Work required
Set out every line bearing the string "this".

Records for processing

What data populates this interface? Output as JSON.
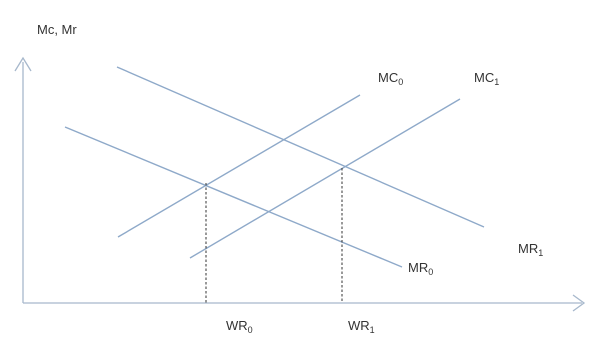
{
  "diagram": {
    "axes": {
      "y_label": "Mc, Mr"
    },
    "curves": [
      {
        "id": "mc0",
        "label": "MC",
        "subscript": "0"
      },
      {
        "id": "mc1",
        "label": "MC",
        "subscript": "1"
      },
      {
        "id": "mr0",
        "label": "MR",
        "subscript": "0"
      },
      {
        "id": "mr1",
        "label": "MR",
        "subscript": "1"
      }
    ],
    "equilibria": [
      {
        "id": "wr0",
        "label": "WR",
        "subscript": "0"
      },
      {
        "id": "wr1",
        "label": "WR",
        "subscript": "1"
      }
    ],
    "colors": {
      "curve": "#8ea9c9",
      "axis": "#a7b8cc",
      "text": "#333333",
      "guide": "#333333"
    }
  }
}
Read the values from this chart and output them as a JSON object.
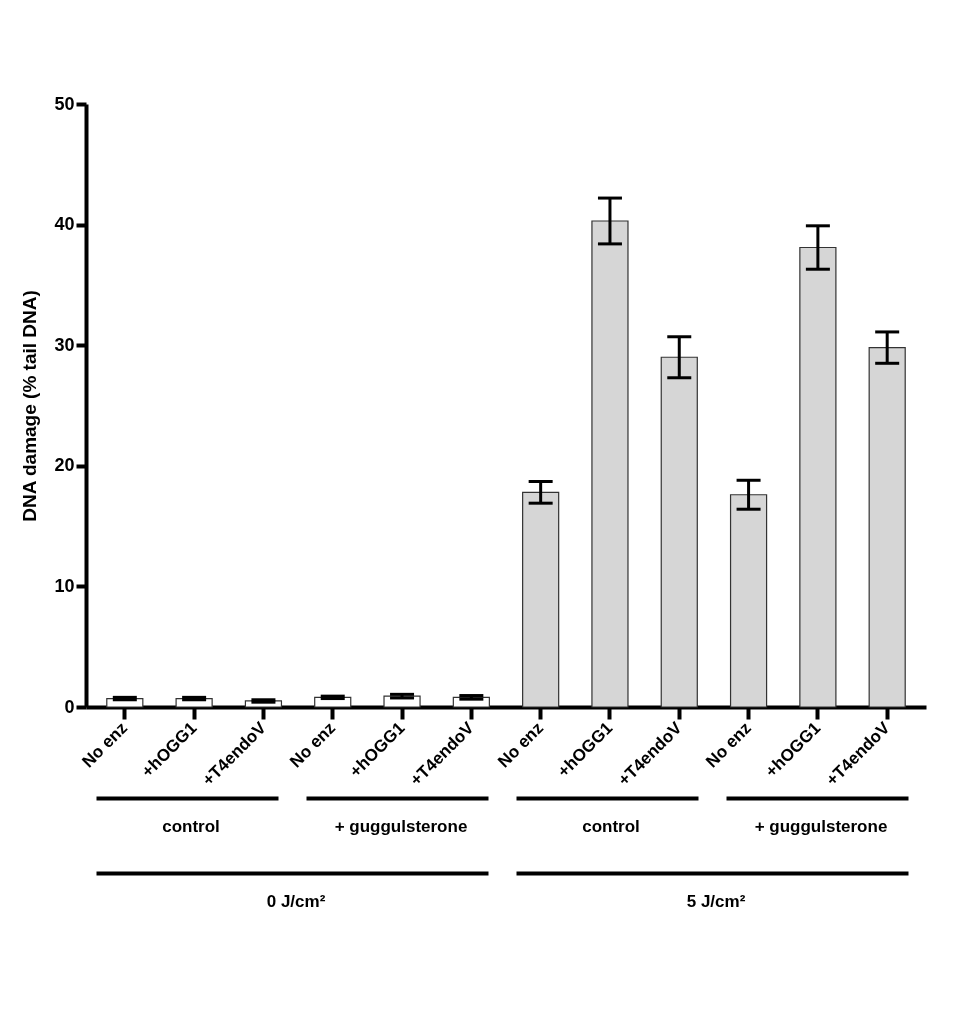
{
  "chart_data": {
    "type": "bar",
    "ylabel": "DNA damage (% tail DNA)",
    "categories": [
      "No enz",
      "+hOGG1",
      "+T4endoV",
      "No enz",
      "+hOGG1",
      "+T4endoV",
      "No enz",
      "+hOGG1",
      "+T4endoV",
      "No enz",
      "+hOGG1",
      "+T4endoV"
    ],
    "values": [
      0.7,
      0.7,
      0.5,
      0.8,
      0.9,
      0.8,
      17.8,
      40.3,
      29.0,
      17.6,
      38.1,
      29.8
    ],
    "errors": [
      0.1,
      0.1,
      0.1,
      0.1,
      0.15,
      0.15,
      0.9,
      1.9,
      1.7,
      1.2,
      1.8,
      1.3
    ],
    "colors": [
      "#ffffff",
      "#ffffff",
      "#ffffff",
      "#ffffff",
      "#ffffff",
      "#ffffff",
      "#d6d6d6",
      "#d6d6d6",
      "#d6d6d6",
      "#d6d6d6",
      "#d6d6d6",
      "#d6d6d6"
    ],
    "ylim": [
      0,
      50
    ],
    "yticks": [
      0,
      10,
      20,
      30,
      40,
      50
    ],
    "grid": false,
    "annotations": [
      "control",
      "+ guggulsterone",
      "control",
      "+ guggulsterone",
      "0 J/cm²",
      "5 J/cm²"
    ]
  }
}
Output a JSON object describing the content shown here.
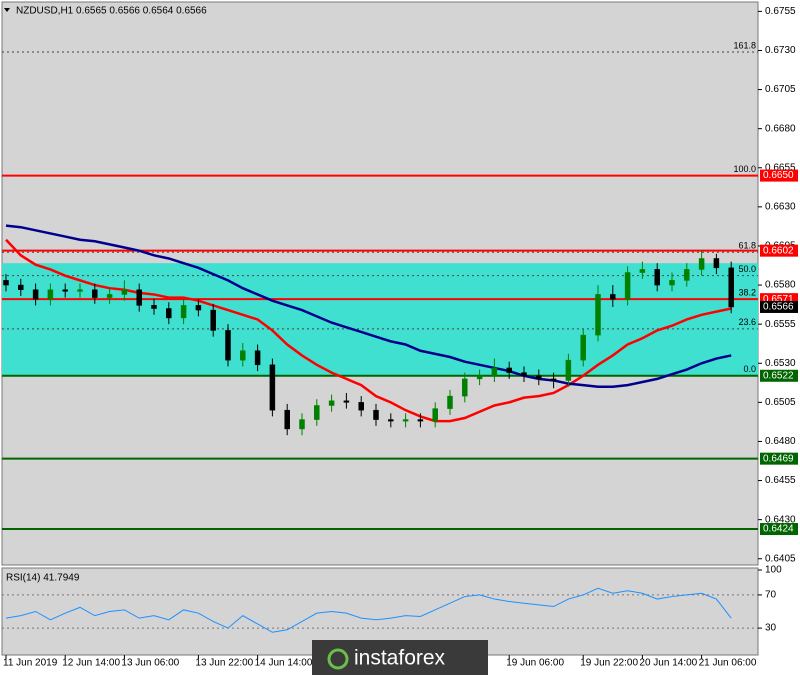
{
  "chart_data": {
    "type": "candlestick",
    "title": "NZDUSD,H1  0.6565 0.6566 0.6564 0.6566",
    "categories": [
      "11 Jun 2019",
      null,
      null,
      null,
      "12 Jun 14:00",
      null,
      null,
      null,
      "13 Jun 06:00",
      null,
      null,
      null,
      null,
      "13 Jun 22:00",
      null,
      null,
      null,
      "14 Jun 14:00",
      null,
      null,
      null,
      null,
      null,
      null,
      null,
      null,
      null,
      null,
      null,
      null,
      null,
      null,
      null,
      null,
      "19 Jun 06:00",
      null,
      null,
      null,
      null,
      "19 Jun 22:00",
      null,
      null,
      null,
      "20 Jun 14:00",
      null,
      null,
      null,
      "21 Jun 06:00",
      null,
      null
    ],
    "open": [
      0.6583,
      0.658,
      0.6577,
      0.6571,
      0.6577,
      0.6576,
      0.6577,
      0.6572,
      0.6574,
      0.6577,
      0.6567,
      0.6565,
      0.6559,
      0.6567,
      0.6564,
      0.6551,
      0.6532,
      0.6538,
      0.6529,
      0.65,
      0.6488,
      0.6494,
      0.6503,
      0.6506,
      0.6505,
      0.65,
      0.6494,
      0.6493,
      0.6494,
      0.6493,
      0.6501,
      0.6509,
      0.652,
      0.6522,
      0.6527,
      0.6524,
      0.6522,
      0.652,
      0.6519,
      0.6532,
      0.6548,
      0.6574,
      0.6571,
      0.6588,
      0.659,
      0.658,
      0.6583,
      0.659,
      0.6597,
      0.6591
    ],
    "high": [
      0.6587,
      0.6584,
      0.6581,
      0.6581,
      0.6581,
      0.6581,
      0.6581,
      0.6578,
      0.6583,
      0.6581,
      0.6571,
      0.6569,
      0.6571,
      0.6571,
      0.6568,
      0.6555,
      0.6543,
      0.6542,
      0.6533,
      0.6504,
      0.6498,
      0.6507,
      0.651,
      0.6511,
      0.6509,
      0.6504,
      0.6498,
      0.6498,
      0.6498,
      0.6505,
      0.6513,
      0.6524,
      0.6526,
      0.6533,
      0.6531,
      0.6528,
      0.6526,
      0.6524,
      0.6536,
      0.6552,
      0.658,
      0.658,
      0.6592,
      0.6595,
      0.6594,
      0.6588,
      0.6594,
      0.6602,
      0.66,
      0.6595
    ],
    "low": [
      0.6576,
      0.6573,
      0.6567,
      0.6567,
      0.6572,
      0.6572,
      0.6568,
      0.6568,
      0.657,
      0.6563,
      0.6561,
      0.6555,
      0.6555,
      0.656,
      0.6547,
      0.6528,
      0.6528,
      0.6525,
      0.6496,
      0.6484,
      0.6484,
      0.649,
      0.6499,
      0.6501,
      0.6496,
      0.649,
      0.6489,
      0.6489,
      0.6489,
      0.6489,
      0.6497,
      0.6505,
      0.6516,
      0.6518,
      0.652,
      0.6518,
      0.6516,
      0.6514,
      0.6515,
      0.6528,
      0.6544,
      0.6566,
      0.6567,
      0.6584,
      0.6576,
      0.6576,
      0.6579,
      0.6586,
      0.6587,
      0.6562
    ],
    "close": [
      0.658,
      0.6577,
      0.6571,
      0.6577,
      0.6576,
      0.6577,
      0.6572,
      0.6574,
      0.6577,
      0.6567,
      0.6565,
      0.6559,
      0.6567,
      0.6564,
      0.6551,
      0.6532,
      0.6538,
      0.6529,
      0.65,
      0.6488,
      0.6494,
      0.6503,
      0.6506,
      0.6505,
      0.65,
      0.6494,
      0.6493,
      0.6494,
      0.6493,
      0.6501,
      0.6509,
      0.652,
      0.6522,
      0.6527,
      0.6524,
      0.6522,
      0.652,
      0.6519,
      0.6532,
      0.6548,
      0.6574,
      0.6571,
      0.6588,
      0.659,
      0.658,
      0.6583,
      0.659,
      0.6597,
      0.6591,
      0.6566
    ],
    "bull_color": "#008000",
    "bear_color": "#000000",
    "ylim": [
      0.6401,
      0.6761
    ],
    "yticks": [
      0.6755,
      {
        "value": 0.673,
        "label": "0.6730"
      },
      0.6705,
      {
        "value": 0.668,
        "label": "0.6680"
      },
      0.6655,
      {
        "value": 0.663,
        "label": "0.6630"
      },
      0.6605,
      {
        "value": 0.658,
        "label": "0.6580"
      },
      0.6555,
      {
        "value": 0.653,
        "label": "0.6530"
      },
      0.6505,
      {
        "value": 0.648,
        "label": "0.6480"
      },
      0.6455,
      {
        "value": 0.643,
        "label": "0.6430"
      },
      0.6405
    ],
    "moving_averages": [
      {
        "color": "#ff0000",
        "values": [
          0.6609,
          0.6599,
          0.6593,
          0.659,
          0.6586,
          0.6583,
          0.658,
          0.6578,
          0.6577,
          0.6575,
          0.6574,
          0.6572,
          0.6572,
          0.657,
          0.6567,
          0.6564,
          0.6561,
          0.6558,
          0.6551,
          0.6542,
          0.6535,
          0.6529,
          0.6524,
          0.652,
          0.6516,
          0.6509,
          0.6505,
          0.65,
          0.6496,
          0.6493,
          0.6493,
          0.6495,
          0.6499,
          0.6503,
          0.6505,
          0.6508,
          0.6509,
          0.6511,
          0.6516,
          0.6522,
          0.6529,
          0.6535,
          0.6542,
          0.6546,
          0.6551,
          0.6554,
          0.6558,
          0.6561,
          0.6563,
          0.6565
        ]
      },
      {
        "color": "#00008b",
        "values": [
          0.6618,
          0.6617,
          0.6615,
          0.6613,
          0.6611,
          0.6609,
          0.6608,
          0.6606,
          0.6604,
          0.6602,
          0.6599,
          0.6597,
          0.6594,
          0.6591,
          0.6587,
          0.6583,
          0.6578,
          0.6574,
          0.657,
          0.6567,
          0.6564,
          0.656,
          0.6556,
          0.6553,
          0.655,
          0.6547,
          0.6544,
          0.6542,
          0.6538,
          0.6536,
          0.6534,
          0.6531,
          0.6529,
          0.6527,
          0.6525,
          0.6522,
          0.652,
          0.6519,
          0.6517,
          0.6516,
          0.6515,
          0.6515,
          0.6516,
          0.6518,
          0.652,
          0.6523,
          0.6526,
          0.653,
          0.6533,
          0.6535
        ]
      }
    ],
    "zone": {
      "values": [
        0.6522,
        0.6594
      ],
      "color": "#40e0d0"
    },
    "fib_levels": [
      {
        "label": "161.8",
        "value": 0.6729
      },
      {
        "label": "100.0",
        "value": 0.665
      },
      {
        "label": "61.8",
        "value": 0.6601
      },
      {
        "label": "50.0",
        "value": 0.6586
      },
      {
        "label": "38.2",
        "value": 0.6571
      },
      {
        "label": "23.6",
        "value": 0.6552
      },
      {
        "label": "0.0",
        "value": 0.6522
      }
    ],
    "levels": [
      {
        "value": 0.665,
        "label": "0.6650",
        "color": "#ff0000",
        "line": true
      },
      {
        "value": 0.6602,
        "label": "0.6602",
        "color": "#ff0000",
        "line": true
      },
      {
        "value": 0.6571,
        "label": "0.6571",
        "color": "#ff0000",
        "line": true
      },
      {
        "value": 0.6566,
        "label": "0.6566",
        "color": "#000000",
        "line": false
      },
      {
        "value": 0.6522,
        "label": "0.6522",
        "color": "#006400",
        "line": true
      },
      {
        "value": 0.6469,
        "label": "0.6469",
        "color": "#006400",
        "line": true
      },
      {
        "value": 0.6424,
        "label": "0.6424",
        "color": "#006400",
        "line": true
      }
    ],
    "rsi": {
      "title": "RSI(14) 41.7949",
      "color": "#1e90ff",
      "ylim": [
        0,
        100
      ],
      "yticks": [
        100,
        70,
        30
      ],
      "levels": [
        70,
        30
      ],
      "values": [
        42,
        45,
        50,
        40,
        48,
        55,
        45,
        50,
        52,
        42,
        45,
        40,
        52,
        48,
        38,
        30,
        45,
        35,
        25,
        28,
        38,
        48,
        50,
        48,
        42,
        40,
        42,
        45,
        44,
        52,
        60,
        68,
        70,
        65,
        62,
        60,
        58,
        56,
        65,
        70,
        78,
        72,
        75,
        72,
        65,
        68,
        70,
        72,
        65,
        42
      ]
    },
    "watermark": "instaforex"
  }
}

Task output
What data populates this interface? Output as JSON.
Read the values from this chart and output them as a JSON object.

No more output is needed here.